[Extracted records]
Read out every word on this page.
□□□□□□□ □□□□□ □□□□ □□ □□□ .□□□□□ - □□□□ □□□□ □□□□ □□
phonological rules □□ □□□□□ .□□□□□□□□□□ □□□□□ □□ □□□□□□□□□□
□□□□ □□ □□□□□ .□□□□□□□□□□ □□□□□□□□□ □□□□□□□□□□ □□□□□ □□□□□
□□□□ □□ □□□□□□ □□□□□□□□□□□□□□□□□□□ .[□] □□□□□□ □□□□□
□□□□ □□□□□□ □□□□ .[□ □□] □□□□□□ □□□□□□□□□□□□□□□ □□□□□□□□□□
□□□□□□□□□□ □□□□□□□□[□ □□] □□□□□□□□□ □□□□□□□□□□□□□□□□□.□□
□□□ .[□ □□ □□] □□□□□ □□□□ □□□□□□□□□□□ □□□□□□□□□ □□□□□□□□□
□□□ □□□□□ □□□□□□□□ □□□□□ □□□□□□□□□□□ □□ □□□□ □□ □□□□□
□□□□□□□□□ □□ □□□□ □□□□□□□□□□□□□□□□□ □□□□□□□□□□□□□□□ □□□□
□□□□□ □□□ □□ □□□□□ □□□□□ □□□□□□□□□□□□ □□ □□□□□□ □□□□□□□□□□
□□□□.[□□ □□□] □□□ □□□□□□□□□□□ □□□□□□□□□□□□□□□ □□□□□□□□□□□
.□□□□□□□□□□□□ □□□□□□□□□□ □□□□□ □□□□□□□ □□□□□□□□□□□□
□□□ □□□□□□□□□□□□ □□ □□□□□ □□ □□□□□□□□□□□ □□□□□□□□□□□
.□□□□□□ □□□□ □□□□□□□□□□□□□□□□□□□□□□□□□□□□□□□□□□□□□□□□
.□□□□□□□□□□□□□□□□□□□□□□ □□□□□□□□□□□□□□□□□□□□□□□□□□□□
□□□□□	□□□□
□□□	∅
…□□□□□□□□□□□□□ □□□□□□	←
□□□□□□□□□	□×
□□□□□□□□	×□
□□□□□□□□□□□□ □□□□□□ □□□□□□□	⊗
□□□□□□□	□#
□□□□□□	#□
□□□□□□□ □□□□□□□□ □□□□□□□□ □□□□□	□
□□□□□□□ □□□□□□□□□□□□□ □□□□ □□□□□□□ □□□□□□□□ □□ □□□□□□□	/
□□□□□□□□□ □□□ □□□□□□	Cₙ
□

- WHAT THE EXERCISE ASKS: In full and verbatim, repeat the records given above.

- COMPLETE ANSWER:
Read out every word on this page.
□□□□□□□ □□□□□ □□□□ □□ □□□ .□□□□□ - □□□□ □□□□ □□□□ □□
phonological rules □□ □□□□□ .□□□□□□□□□□ □□□□□ □□ □□□□□□□□□□
□□□□ □□ □□□□□ .□□□□□□□□□□ □□□□□□□□□ □□□□□□□□□□ □□□□□ □□□□□
□□□□ □□ □□□□□□ □□□□□□□□□□□□□□□□□□□ .[□] □□□□□□ □□□□□
□□□□ □□□□□□ □□□□ .[□ □□] □□□□□□ □□□□□□□□□□□□□□□ □□□□□□□□□□
□□□□□□□□□□ □□□□□□□□[□ □□] □□□□□□□□□ □□□□□□□□□□□□□□□□□.□□
□□□ .[□ □□ □□] □□□□□ □□□□ □□□□□□□□□□□ □□□□□□□□□ □□□□□□□□□
□□□ □□□□□ □□□□□□□□ □□□□□ □□□□□□□□□□□ □□ □□□□ □□ □□□□□
□□□□□□□□□ □□ □□□□ □□□□□□□□□□□□□□□□□ □□□□□□□□□□□□□□□ □□□□
□□□□□ □□□ □□ □□□□□ □□□□□ □□□□□□□□□□□□ □□ □□□□□□ □□□□□□□□□□
□□□□.[□□ □□□] □□□ □□□□□□□□□□□ □□□□□□□□□□□□□□□ □□□□□□□□□□□
.□□□□□□□□□□□□ □□□□□□□□□□ □□□□□ □□□□□□□ □□□□□□□□□□□□
□□□ □□□□□□□□□□□□ □□ □□□□□ □□ □□□□□□□□□□□ □□□□□□□□□□□
.□□□□□□ □□□□ □□□□□□□□□□□□□□□□□□□□□□□□□□□□□□□□□□□□□□□□
.□□□□□□□□□□□□□□□□□□□□□□ □□□□□□□□□□□□□□□□□□□□□□□□□□□□
□□□□□	□□□□
□□□	∅
…□□□□□□□□□□□□□ □□□□□□	←
□□□□□□□□□	□×
□□□□□□□□	×□
□□□□□□□□□□□□ □□□□□□ □□□□□□□	⊗
□□□□□□□	□#
□□□□□□	#□
□□□□□□□ □□□□□□□□ □□□□□□□□ □□□□□	□
□□□□□□□ □□□□□□□□□□□□□ □□□□ □□□□□□□ □□□□□□□□ □□ □□□□□□□	/
□□□□□□□□□ □□□ □□□□□□	Cₙ
□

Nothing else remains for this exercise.